Task directions
Restate the entire listing word for word.

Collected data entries
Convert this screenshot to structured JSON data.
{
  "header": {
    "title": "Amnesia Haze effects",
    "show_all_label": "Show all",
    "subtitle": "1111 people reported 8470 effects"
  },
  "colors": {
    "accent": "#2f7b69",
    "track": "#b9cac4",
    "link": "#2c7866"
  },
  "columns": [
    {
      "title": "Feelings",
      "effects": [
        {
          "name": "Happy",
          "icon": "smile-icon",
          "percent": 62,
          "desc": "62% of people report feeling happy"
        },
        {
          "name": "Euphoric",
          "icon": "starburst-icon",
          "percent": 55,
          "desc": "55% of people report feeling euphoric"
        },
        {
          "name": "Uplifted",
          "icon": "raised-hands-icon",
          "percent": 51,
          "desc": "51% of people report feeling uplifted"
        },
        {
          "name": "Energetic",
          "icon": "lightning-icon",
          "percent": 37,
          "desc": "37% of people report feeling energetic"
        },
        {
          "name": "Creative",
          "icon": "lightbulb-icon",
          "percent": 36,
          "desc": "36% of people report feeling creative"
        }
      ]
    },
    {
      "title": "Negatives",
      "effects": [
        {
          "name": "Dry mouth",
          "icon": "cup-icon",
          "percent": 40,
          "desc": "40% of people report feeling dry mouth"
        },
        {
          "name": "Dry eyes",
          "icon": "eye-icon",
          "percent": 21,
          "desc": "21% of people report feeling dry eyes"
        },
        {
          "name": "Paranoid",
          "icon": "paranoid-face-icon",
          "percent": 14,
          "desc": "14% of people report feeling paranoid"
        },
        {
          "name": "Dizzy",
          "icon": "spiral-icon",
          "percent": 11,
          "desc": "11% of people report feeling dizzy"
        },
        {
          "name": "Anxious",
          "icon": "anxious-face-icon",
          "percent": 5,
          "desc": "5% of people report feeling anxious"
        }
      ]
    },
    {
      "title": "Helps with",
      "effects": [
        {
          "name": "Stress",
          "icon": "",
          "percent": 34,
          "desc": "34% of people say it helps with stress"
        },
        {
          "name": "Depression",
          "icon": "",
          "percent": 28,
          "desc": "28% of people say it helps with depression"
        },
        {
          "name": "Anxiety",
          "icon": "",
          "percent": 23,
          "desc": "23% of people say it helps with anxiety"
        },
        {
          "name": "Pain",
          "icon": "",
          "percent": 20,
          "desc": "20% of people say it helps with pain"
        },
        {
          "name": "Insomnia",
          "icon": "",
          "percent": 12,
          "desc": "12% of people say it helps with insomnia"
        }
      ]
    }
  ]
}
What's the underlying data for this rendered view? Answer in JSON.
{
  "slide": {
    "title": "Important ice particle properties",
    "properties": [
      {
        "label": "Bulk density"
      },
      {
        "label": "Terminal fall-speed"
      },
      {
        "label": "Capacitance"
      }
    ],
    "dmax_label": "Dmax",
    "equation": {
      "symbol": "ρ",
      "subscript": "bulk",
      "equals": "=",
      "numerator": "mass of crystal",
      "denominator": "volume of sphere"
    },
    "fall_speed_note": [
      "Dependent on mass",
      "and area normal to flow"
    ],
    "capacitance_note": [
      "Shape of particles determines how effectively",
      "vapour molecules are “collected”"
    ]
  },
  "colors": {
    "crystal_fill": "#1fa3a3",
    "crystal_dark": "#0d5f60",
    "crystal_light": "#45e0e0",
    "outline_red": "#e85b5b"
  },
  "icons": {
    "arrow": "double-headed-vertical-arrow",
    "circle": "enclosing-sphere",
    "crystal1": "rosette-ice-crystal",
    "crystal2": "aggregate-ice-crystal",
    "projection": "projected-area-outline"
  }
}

Final result
Convert this screenshot to structured JSON data.
{
  "header": {
    "title": "Amnesia Haze effects",
    "show_all_label": "Show all",
    "subtitle": "1111 people reported 8470 effects"
  },
  "colors": {
    "accent": "#2f7b69",
    "track": "#b9cac4",
    "link": "#2c7866"
  },
  "columns": [
    {
      "title": "Feelings",
      "effects": [
        {
          "name": "Happy",
          "icon": "smile-icon",
          "percent": 62,
          "desc": "62% of people report feeling happy"
        },
        {
          "name": "Euphoric",
          "icon": "starburst-icon",
          "percent": 55,
          "desc": "55% of people report feeling euphoric"
        },
        {
          "name": "Uplifted",
          "icon": "raised-hands-icon",
          "percent": 51,
          "desc": "51% of people report feeling uplifted"
        },
        {
          "name": "Energetic",
          "icon": "lightning-icon",
          "percent": 37,
          "desc": "37% of people report feeling energetic"
        },
        {
          "name": "Creative",
          "icon": "lightbulb-icon",
          "percent": 36,
          "desc": "36% of people report feeling creative"
        }
      ]
    },
    {
      "title": "Negatives",
      "effects": [
        {
          "name": "Dry mouth",
          "icon": "cup-icon",
          "percent": 40,
          "desc": "40% of people report feeling dry mouth"
        },
        {
          "name": "Dry eyes",
          "icon": "eye-icon",
          "percent": 21,
          "desc": "21% of people report feeling dry eyes"
        },
        {
          "name": "Paranoid",
          "icon": "paranoid-face-icon",
          "percent": 14,
          "desc": "14% of people report feeling paranoid"
        },
        {
          "name": "Dizzy",
          "icon": "spiral-icon",
          "percent": 11,
          "desc": "11% of people report feeling dizzy"
        },
        {
          "name": "Anxious",
          "icon": "anxious-face-icon",
          "percent": 5,
          "desc": "5% of people report feeling anxious"
        }
      ]
    },
    {
      "title": "Helps with",
      "effects": [
        {
          "name": "Stress",
          "icon": "",
          "percent": 34,
          "desc": "34% of people say it helps with stress"
        },
        {
          "name": "Depression",
          "icon": "",
          "percent": 28,
          "desc": "28% of people say it helps with depression"
        },
        {
          "name": "Anxiety",
          "icon": "",
          "percent": 23,
          "desc": "23% of people say it helps with anxiety"
        },
        {
          "name": "Pain",
          "icon": "",
          "percent": 20,
          "desc": "20% of people say it helps with pain"
        },
        {
          "name": "Insomnia",
          "icon": "",
          "percent": 12,
          "desc": "12% of people say it helps with insomnia"
        }
      ]
    }
  ]
}
What's the underlying data for this rendered view? Answer in JSON.
{
  "slide": {
    "title": "Important ice particle properties",
    "properties": [
      {
        "label": "Bulk density"
      },
      {
        "label": "Terminal fall-speed"
      },
      {
        "label": "Capacitance"
      }
    ],
    "dmax_label": "Dmax",
    "equation": {
      "symbol": "ρ",
      "subscript": "bulk",
      "equals": "=",
      "numerator": "mass of crystal",
      "denominator": "volume of sphere"
    },
    "fall_speed_note": [
      "Dependent on mass",
      "and area normal to flow"
    ],
    "capacitance_note": [
      "Shape of particles determines how effectively",
      "vapour molecules are “collected”"
    ]
  },
  "colors": {
    "crystal_fill": "#1fa3a3",
    "crystal_dark": "#0d5f60",
    "crystal_light": "#45e0e0",
    "outline_red": "#e85b5b"
  },
  "icons": {
    "arrow": "double-headed-vertical-arrow",
    "circle": "enclosing-sphere",
    "crystal1": "rosette-ice-crystal",
    "crystal2": "aggregate-ice-crystal",
    "projection": "projected-area-outline"
  }
}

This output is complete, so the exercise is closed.